The listing beneath should be written out in full, exactly as shown.

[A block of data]
---------------
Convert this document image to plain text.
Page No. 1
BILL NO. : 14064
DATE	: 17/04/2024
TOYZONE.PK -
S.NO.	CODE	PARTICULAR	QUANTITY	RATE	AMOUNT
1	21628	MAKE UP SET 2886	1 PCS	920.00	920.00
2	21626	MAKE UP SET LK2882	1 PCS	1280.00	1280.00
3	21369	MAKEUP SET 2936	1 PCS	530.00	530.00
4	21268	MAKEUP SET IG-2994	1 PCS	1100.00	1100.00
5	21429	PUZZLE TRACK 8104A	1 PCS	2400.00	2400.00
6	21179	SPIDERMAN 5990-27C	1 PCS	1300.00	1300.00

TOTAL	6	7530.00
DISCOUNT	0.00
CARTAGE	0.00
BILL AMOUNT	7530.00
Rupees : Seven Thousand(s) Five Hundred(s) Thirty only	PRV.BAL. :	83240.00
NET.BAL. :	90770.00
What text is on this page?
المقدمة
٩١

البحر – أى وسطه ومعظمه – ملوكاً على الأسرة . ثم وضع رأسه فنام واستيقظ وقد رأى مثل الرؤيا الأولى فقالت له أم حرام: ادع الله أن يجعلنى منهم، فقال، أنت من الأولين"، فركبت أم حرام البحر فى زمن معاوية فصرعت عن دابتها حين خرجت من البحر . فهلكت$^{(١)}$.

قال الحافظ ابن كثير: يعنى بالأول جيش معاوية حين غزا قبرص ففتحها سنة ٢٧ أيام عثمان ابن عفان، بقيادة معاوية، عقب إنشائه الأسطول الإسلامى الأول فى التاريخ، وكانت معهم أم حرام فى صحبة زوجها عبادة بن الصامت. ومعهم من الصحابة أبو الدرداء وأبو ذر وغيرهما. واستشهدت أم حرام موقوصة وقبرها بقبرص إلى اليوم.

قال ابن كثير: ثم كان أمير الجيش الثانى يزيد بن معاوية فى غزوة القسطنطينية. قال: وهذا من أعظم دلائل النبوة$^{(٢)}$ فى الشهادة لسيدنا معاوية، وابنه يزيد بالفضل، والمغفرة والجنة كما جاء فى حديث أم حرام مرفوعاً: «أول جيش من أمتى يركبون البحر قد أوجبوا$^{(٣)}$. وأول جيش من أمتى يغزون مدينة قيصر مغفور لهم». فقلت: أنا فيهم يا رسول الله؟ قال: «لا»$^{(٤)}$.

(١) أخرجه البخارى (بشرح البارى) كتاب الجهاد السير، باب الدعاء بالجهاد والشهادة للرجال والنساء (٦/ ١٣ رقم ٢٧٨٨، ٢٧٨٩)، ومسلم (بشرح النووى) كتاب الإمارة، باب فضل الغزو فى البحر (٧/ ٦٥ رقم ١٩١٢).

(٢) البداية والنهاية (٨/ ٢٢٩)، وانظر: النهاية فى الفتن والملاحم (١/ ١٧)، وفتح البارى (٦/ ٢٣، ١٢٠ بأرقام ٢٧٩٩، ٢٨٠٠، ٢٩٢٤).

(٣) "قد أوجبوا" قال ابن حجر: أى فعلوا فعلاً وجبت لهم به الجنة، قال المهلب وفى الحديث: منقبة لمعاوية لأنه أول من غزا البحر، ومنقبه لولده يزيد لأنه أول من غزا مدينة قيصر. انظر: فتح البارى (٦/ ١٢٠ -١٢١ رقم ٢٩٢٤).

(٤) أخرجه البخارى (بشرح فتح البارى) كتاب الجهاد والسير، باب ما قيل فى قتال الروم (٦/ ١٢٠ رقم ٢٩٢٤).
---------------
- [Expected answer]:
Convert this document image to plain text.
Page No. 1
BILL NO. : 14064
DATE	: 17/04/2024
TOYZONE.PK -
S.NO.	CODE	PARTICULAR	QUANTITY	RATE	AMOUNT
1	21628	MAKE UP SET 2886	1 PCS	920.00	920.00
2	21626	MAKE UP SET LK2882	1 PCS	1280.00	1280.00
3	21369	MAKEUP SET 2936	1 PCS	530.00	530.00
4	21268	MAKEUP SET IG-2994	1 PCS	1100.00	1100.00
5	21429	PUZZLE TRACK 8104A	1 PCS	2400.00	2400.00
6	21179	SPIDERMAN 5990-27C	1 PCS	1300.00	1300.00

TOTAL	6	7530.00
DISCOUNT	0.00
CARTAGE	0.00
BILL AMOUNT	7530.00
Rupees : Seven Thousand(s) Five Hundred(s) Thirty only	PRV.BAL. :	83240.00
NET.BAL. :	90770.00
What text is on this page?
المقدمة
٩١

البحر – أى وسطه ومعظمه – ملوكاً على الأسرة . ثم وضع رأسه فنام واستيقظ وقد رأى مثل الرؤيا الأولى فقالت له أم حرام: ادع الله أن يجعلنى منهم، فقال، أنت من الأولين"، فركبت أم حرام البحر فى زمن معاوية فصرعت عن دابتها حين خرجت من البحر . فهلكت$^{(١)}$.

قال الحافظ ابن كثير: يعنى بالأول جيش معاوية حين غزا قبرص ففتحها سنة ٢٧ أيام عثمان ابن عفان، بقيادة معاوية، عقب إنشائه الأسطول الإسلامى الأول فى التاريخ، وكانت معهم أم حرام فى صحبة زوجها عبادة بن الصامت. ومعهم من الصحابة أبو الدرداء وأبو ذر وغيرهما. واستشهدت أم حرام موقوصة وقبرها بقبرص إلى اليوم.

قال ابن كثير: ثم كان أمير الجيش الثانى يزيد بن معاوية فى غزوة القسطنطينية. قال: وهذا من أعظم دلائل النبوة$^{(٢)}$ فى الشهادة لسيدنا معاوية، وابنه يزيد بالفضل، والمغفرة والجنة كما جاء فى حديث أم حرام مرفوعاً: «أول جيش من أمتى يركبون البحر قد أوجبوا$^{(٣)}$. وأول جيش من أمتى يغزون مدينة قيصر مغفور لهم». فقلت: أنا فيهم يا رسول الله؟ قال: «لا»$^{(٤)}$.

(١) أخرجه البخارى (بشرح البارى) كتاب الجهاد السير، باب الدعاء بالجهاد والشهادة للرجال والنساء (٦/ ١٣ رقم ٢٧٨٨، ٢٧٨٩)، ومسلم (بشرح النووى) كتاب الإمارة، باب فضل الغزو فى البحر (٧/ ٦٥ رقم ١٩١٢).

(٢) البداية والنهاية (٨/ ٢٢٩)، وانظر: النهاية فى الفتن والملاحم (١/ ١٧)، وفتح البارى (٦/ ٢٣، ١٢٠ بأرقام ٢٧٩٩، ٢٨٠٠، ٢٩٢٤).

(٣) "قد أوجبوا" قال ابن حجر: أى فعلوا فعلاً وجبت لهم به الجنة، قال المهلب وفى الحديث: منقبة لمعاوية لأنه أول من غزا البحر، ومنقبه لولده يزيد لأنه أول من غزا مدينة قيصر. انظر: فتح البارى (٦/ ١٢٠ -١٢١ رقم ٢٩٢٤).

(٤) أخرجه البخارى (بشرح فتح البارى) كتاب الجهاد والسير، باب ما قيل فى قتال الروم (٦/ ١٢٠ رقم ٢٩٢٤).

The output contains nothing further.